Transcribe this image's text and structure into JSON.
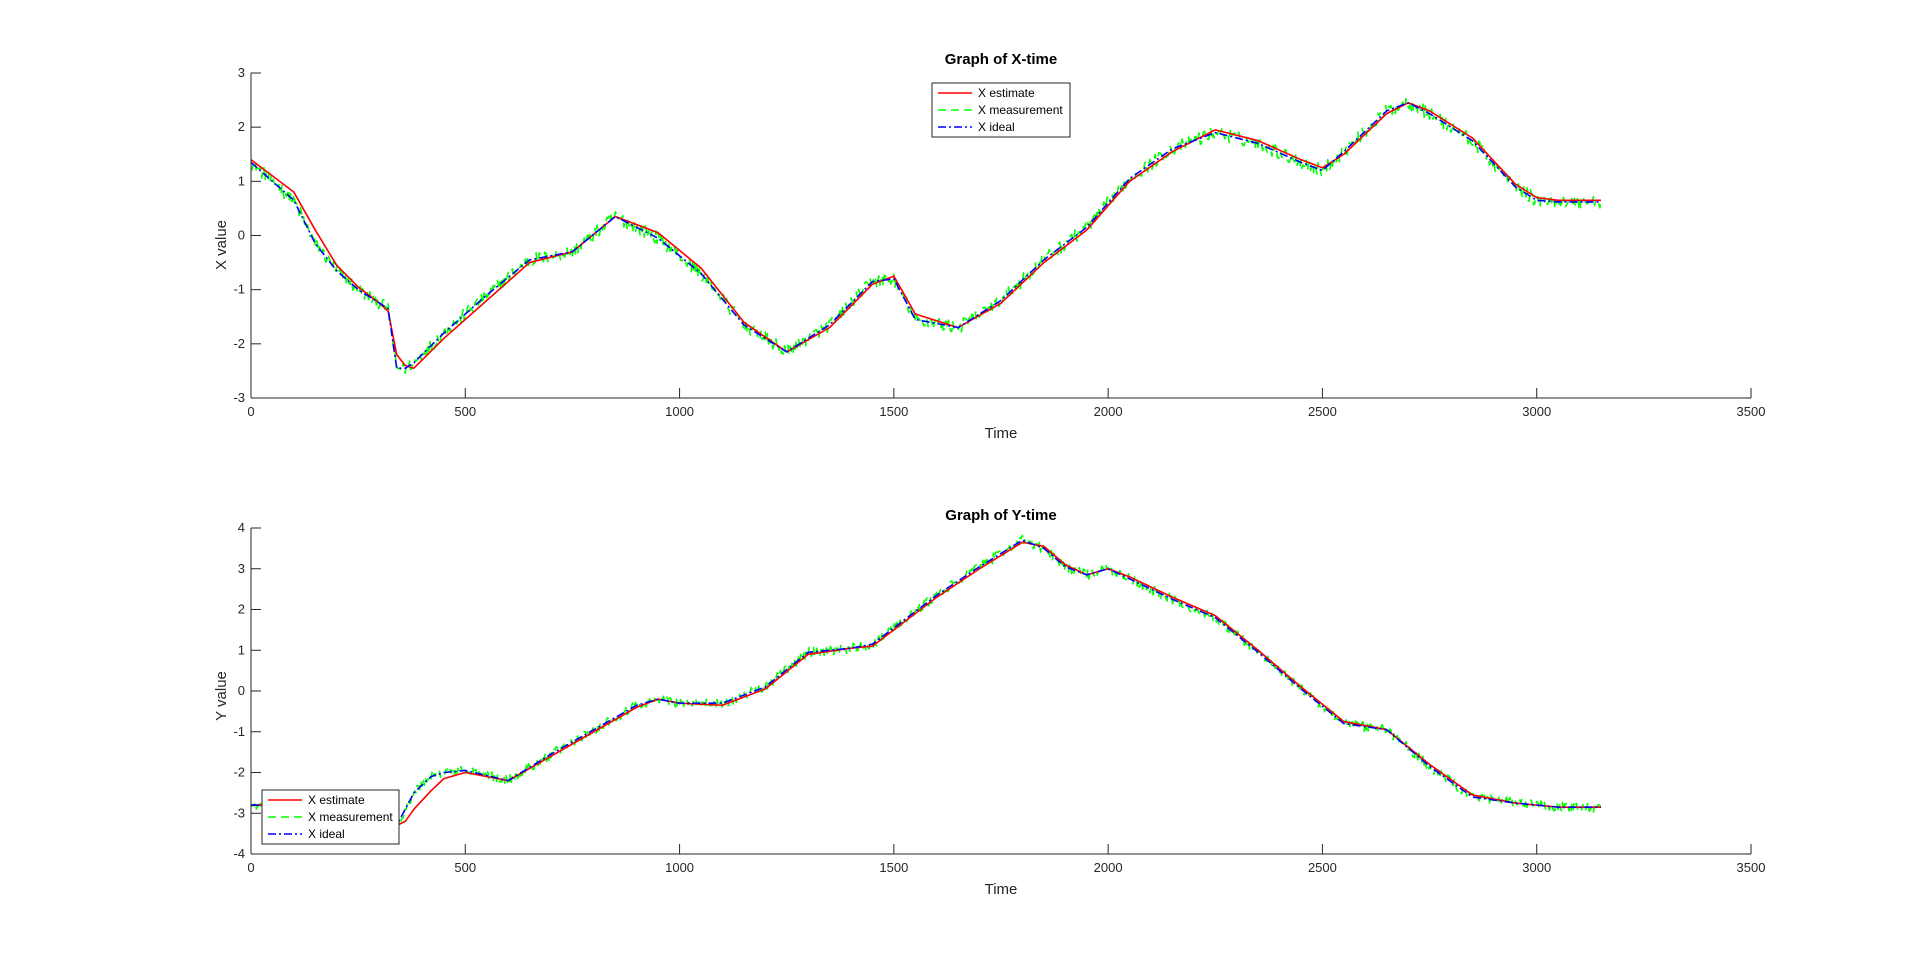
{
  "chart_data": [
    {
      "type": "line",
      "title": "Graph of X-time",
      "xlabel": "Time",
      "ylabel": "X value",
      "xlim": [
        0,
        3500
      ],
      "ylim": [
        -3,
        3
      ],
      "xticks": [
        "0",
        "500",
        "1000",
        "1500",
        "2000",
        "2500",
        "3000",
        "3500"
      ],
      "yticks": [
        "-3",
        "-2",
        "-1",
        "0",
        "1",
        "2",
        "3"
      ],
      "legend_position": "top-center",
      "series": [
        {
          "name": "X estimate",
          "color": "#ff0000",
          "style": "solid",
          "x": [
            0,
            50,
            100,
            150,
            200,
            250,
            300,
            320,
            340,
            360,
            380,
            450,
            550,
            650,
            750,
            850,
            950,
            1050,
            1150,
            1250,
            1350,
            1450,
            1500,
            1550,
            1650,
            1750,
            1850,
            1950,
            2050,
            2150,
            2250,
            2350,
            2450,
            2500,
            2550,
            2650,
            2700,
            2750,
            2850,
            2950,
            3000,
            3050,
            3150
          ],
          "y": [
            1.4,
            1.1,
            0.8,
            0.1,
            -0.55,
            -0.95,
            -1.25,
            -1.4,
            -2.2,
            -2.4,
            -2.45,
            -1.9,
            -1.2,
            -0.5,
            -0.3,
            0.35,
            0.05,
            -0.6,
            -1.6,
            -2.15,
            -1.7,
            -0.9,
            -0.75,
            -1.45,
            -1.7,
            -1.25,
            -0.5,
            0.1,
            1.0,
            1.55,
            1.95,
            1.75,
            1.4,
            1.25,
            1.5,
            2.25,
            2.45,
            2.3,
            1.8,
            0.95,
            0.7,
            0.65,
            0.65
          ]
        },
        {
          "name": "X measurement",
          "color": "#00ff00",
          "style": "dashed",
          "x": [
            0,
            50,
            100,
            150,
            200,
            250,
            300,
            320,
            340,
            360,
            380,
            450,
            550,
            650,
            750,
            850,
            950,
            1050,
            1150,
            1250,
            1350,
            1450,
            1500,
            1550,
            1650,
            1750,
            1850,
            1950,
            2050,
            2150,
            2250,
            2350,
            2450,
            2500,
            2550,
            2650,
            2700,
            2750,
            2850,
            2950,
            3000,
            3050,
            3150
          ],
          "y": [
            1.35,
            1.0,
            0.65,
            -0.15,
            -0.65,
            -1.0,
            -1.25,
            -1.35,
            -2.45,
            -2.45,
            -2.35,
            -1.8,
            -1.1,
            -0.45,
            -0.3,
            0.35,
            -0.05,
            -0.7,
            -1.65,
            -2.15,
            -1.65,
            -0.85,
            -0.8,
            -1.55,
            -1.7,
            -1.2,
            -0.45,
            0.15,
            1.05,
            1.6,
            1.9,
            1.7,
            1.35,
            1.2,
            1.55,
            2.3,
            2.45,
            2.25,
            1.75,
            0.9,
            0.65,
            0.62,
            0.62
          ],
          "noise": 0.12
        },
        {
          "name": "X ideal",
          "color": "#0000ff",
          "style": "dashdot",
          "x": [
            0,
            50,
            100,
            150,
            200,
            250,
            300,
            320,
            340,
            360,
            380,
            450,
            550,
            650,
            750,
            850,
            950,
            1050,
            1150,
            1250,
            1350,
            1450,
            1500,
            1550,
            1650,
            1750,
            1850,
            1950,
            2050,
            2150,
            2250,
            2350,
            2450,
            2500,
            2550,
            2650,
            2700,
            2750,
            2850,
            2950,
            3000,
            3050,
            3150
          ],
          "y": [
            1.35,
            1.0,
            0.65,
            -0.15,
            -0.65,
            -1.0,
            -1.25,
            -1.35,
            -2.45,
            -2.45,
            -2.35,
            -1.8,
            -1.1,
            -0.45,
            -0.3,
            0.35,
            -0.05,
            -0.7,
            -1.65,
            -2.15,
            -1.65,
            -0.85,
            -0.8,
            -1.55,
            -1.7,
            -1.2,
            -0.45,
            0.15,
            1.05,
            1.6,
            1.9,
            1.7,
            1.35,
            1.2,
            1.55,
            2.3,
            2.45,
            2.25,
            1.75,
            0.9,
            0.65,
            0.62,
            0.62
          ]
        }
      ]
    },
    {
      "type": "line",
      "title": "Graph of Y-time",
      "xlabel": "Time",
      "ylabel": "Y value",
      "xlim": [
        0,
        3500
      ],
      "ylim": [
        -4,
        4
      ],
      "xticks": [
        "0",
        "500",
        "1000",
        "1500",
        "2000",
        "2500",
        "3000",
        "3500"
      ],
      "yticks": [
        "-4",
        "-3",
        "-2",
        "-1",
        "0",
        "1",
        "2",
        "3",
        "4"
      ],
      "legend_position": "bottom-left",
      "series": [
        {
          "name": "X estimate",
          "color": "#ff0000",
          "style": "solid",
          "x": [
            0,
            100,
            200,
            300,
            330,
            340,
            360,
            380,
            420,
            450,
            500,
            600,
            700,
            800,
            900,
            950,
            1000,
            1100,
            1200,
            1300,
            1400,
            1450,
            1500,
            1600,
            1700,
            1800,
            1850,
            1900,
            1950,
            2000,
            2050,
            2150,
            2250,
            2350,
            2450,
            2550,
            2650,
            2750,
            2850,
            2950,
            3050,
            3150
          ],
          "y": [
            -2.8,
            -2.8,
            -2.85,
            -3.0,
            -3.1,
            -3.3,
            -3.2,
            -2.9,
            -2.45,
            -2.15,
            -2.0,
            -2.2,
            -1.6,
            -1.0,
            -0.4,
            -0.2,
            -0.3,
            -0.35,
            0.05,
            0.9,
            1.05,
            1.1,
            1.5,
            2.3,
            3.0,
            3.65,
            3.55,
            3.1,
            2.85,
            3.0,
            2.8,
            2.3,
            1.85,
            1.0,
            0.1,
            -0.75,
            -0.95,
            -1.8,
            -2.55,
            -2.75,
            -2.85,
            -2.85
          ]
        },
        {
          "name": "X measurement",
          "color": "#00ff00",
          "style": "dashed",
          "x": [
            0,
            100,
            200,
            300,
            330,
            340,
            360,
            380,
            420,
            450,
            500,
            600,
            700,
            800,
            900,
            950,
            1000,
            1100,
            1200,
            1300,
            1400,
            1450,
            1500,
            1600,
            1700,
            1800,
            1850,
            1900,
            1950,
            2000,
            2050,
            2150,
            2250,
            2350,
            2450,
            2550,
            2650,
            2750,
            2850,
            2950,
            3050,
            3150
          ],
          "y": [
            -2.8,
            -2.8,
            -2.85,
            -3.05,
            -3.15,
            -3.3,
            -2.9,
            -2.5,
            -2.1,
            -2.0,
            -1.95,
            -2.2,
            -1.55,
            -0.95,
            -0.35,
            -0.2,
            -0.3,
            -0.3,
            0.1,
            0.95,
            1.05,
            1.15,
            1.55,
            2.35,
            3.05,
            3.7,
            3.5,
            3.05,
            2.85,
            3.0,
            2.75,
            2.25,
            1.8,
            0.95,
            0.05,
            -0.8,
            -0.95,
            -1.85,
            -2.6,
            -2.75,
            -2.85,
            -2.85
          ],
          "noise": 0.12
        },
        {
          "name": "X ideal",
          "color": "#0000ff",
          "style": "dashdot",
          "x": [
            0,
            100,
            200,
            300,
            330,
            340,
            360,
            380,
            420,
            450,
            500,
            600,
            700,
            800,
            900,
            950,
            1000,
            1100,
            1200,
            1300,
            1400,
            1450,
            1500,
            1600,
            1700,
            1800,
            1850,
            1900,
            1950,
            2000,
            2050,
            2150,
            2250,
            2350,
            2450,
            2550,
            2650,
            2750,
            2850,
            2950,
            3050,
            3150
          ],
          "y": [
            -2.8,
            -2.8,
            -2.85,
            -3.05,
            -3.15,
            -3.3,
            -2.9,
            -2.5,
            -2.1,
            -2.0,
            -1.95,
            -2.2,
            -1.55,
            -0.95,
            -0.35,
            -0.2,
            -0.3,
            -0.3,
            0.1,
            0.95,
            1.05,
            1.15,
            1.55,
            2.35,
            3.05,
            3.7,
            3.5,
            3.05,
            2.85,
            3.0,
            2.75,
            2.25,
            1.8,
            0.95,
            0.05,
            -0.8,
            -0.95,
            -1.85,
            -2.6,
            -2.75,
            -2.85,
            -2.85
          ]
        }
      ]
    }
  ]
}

____________________

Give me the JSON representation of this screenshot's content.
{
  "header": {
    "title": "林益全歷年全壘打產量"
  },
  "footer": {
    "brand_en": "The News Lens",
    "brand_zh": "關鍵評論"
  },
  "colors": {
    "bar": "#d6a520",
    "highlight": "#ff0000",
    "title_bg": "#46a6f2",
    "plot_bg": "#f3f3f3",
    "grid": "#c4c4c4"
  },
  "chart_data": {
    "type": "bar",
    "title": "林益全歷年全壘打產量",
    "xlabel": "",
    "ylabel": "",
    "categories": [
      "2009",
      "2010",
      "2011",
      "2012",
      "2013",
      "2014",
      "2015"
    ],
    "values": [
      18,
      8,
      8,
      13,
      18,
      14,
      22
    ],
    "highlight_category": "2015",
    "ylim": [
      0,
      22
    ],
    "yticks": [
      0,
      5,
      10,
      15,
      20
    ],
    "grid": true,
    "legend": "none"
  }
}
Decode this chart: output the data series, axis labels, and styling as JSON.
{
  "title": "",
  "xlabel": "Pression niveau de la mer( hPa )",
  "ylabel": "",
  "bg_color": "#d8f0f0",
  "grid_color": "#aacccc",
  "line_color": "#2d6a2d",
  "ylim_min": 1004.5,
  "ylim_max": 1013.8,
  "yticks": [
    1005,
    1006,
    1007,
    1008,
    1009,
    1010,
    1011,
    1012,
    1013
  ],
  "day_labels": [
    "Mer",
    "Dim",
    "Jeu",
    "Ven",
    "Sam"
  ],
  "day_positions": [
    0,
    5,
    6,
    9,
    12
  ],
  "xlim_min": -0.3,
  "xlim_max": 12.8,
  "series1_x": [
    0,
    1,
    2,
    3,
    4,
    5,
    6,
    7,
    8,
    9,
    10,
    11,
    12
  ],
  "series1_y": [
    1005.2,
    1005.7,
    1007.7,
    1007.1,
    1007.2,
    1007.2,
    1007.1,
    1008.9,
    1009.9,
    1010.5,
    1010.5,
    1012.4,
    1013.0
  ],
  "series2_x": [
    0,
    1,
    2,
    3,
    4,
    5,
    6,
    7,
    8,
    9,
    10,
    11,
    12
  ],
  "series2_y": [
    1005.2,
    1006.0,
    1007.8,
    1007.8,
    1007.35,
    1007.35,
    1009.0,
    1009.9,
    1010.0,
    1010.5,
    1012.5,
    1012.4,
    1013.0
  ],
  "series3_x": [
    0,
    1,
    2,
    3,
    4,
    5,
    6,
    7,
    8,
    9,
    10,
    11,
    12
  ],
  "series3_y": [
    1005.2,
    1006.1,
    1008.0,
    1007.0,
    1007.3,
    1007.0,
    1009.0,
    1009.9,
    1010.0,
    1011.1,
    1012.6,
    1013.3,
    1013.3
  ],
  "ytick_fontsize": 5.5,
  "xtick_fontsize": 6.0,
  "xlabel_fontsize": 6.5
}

____________________

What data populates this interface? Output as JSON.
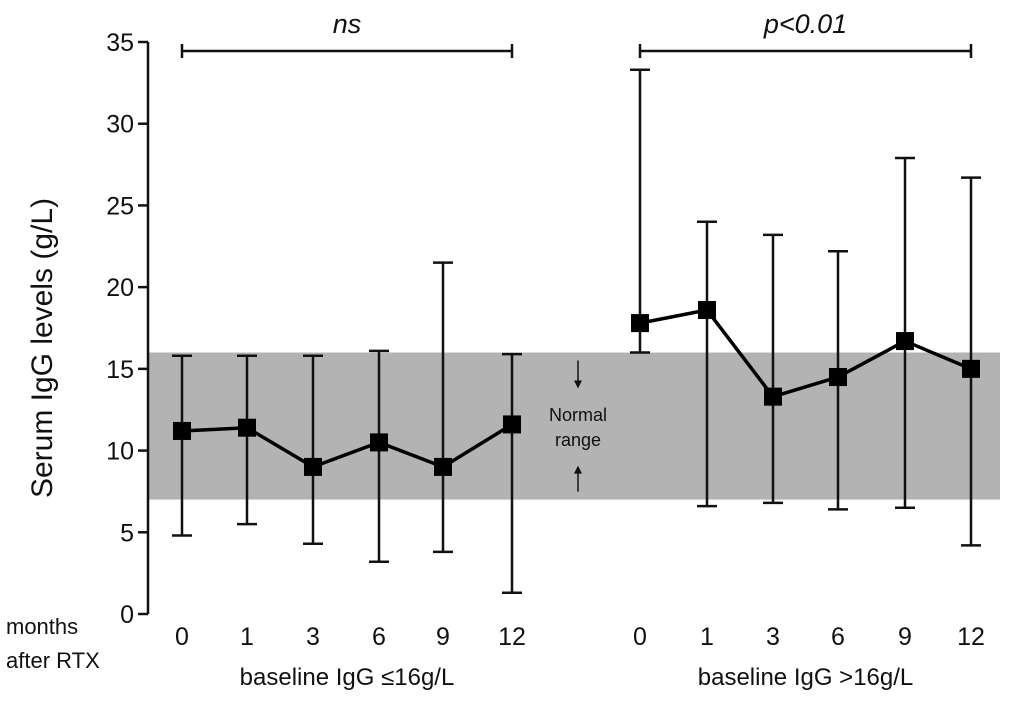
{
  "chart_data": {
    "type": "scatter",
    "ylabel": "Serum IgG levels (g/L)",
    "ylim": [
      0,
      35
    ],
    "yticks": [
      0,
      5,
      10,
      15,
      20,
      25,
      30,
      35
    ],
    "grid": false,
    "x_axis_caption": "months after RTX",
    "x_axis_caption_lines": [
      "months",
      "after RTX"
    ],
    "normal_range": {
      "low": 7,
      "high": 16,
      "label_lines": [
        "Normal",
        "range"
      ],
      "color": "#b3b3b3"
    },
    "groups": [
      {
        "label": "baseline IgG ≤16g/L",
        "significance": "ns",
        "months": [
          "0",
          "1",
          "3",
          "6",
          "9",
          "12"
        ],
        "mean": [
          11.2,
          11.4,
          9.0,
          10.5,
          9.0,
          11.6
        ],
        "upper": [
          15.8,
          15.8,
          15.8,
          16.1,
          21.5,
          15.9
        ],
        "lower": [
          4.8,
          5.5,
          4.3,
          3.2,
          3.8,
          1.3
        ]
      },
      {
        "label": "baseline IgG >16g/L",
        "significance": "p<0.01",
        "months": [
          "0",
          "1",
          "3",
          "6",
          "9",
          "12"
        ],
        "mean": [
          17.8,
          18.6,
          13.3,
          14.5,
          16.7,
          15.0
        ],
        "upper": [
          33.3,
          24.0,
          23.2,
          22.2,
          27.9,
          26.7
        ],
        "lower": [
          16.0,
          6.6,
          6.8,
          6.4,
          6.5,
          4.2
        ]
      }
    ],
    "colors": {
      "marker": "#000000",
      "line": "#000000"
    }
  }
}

____________________

Aim of the task: Copy all lines of the listing above that contain the string "significance".

Reply:
        "significance": "ns",
        "significance": "p<0.01",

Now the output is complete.